§ **EXERCISE DETAILS**: Wherever a line below holds the word "Seguridad", copy that line.

[Stored records]
↓↓↓
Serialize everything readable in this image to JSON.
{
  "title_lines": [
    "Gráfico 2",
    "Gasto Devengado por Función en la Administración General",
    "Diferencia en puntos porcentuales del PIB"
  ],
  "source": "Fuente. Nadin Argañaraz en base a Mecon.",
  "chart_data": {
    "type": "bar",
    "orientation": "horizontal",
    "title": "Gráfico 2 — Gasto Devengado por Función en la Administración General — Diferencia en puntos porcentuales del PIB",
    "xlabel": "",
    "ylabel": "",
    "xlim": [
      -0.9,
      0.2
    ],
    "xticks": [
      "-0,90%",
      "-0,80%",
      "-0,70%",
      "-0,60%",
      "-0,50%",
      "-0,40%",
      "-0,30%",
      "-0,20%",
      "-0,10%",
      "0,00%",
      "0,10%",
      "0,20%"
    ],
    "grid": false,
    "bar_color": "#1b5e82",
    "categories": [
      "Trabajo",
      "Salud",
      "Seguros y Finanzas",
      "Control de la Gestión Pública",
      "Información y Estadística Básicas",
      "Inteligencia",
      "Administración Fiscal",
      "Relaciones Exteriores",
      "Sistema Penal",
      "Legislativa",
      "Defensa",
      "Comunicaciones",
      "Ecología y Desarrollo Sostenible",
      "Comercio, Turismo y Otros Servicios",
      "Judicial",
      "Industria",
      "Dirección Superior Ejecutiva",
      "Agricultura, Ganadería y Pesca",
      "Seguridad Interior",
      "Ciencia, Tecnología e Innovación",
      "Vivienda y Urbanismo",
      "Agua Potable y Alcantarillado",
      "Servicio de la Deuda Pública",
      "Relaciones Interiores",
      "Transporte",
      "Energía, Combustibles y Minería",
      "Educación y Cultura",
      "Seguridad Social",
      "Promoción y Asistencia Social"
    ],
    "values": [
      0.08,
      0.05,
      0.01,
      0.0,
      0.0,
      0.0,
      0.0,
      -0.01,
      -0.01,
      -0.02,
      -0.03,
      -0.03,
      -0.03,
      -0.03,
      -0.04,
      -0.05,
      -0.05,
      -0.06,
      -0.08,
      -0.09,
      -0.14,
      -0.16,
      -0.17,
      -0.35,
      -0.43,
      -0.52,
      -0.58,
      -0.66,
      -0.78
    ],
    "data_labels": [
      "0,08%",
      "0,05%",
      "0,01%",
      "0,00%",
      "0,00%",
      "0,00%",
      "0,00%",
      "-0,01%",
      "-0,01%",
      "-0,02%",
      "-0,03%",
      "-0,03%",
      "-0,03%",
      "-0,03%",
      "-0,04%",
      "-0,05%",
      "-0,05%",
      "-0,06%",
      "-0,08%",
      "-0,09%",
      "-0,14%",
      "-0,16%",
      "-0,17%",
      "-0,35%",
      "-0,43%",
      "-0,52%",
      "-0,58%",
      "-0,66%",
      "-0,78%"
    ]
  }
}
↑↑↑
§ **RESPONSE TO THIS EXERCISE**:
      "Seguridad Interior",
      "Seguridad Social",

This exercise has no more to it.